Text excerpt:
Start of Block

The cherry on top of the shit sundae that is 2016 is that we’ve elected Donald Trump as president, which adds a whole other element of misery to family gatherings. That’s why, dear readers, I’ve come up with a guide to help you avoid talking politics AND discouraging others from doing so as well.

1. Let your family know you don’t want to talk politics. Before the political conversations start, just be open and honest with your family. Tell them you don’t want to talk about politics and reach an understanding with one another that it’s impolite to do at the dinner table anyways.

“Look, guys, I’d honestly rather receive a bullet through my temple and swim with sharks on my period than talk about politics. Like, if anyone brings it up, I might just flip the table and take off my bra and go burn it somewhere because that’s where I’m at, and honestly, I don’t think anyone wants to see me without my bra on at this table. Except Uncle Eddie, he gives me the vibe of someone who watches step-sibling porn, so I think he’d be into my boobs. No offense, Uncle Eddie.”

2. If the topic does turn to politics, change the subject. One great tip is to change the topic of conversation in a non-awkward way by asking a question or using the phrase ‘That reminds me of….’ Bring up something the whole family can relate to, something that everyone might have an opinion on that is not political.

“You know what, that reminds me of a family secret I swore never to tell anyone. Mom, did you know that Erin used to drink all your booze from the liquor cabinet? Then she used to sneak out and bang her boyfriend in our old tree house?  Oh and she used to steal money to buy weed. Erin is totally the youngest child, am I right??”

3. Excuse yourself from the table. Think of a way to get yourself up from the table without being rude. Say you forgot to make a phone call or go to the bathroom. Always remember to be polite when walking away, giving people the sense that it’s not your anger removing you from the table. Give yourself a few minutes to cool down and return recharged for conversation.

“Excuse me, I have to go to the bathroom, because Aunt Mary’s stuffing tastes like ass and it makes me want to vomit all over this goddamn table. Be right back.”

4. Turn the topic of conversation on yourself. Talk about a recent accomplishment, like a work promotion or a new friendship or romantic relationship, something that your family will be excited to discuss and create a positive atmosphere at the dinner table.

“I’m a lesbian.”

5. Create a distraction. One way to get the attention off politics is to create a light distraction. You could try creating a fun game where everyone goes around and says what they’re thankful for. If that doesn’t work, ask for assistance to solve a simple problem in the kitchen. By pulling individuals out of the group conversation, it could be a natural way to change the topic.

“Oops, I accidentally set the house on fire. Gotta stop leaving gasoline-covered rags near open flames! HA-HA.”

6. If all else fails, agree to disagree.

“I know you voted for someone who is a racist, woman-hating, xenophobic piece of garbage, and while I understand it doesn’t make you a racist, woman-hating, xenophobic piece of garbage, it still means you support someone who is. And you had your reasons for voting, and it’s your right to vote for whoever you want to, but please respect that I find him revolting and that I don’t want to talk about him or his presidency right now. And if you come at me with this ‘sore loser’ bullshit, I know Grampy called Obama the N-word like it was the dude’s first name and said ‘He’s not my president,’ and all I gotta say is glass houses y’all. Maybe one day we’ll be able to have an educated conversation about Trump and his policies and why people voted for him, but today I just want to enjoy my fucking turkey, try and love my family even if I don’t like what they believe, and have one goddamn meal that isn’t drenched in my own tears.

Also, Aunt Mary, your stuffing really does taste like you cooked it in sewer water. This is disgusting.”

End of Block

Task directions:
Return the portion of the guide to avoiding politics at family gatherings that starts at "3. Excuse yourself" and ends at "recharged for conversation.", copied word for word.

Structured page parsing data
Start of Block

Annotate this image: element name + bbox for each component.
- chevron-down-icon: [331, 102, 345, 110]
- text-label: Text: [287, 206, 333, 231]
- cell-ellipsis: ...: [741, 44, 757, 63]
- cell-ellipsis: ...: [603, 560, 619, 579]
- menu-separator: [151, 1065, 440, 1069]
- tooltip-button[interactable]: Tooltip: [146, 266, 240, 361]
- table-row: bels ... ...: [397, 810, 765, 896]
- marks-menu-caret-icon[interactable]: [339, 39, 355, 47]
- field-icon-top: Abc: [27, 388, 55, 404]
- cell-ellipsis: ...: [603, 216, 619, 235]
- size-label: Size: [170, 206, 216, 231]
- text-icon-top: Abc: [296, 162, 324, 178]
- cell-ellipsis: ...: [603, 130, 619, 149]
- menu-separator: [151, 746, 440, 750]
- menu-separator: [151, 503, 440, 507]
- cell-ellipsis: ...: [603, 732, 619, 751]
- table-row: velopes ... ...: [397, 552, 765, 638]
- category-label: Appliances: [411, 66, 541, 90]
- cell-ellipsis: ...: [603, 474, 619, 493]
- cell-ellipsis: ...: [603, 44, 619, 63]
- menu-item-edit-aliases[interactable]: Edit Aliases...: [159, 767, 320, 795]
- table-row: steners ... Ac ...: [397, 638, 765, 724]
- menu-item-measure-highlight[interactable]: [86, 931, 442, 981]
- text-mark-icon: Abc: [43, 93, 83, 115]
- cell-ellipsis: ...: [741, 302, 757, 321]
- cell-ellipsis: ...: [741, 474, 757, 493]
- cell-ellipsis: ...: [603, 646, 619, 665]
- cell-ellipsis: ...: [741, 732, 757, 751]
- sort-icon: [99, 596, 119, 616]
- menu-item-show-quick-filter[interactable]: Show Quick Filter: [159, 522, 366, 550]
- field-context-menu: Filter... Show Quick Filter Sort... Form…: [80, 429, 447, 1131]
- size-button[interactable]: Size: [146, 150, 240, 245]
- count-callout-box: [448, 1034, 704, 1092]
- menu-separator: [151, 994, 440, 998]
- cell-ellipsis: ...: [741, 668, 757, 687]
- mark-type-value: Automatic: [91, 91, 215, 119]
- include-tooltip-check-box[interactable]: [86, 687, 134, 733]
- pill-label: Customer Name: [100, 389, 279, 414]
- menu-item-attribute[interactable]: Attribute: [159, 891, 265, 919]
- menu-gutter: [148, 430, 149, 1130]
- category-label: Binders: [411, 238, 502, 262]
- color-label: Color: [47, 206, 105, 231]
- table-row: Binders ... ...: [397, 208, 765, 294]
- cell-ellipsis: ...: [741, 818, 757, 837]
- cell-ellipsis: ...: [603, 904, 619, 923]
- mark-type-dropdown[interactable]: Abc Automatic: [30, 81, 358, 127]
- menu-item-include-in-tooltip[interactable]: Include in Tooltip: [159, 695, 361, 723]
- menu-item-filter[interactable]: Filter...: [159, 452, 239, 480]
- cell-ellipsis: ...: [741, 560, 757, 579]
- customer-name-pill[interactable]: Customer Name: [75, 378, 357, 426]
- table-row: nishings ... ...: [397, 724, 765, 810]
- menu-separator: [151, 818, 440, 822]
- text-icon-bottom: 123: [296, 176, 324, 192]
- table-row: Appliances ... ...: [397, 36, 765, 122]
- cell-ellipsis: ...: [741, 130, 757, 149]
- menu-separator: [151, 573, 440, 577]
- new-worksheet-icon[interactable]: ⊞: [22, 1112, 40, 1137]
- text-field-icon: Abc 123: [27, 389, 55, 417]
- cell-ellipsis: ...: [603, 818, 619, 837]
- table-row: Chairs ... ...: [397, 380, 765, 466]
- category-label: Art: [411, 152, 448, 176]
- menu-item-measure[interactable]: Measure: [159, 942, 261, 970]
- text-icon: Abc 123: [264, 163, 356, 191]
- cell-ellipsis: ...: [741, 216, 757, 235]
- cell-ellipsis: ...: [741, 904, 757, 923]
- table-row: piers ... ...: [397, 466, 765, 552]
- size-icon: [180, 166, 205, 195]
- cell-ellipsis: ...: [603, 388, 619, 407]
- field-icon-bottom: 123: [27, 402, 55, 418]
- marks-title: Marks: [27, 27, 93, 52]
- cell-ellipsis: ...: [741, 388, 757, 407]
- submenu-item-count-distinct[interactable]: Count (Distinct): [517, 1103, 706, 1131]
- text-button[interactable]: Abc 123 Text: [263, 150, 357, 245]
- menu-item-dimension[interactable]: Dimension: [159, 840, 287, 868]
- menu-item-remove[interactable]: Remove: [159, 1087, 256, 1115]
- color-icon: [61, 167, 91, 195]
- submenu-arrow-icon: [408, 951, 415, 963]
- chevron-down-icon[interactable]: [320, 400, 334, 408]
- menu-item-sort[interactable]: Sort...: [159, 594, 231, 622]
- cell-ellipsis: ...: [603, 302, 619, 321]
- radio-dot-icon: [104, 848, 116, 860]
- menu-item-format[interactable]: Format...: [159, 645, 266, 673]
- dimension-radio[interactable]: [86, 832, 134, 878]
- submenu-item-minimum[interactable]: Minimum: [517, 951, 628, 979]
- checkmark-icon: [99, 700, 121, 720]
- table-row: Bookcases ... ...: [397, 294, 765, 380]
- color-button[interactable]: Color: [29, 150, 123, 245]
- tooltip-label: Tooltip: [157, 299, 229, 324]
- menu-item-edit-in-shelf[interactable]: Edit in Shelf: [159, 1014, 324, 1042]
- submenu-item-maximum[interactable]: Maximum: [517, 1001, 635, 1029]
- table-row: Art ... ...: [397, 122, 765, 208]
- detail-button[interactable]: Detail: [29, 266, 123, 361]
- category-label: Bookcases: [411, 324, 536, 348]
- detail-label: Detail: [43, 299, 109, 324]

End of Block

Answer section:
3. Excuse yourself from the table. Think of a way to get yourself up from the table without being rude. Say you forgot to make a phone call or go to the bathroom. Always remember to be polite when walking away, giving people the sense that it’s not your anger removing you from the table. Give yourself a few minutes to cool down and return recharged for conversation.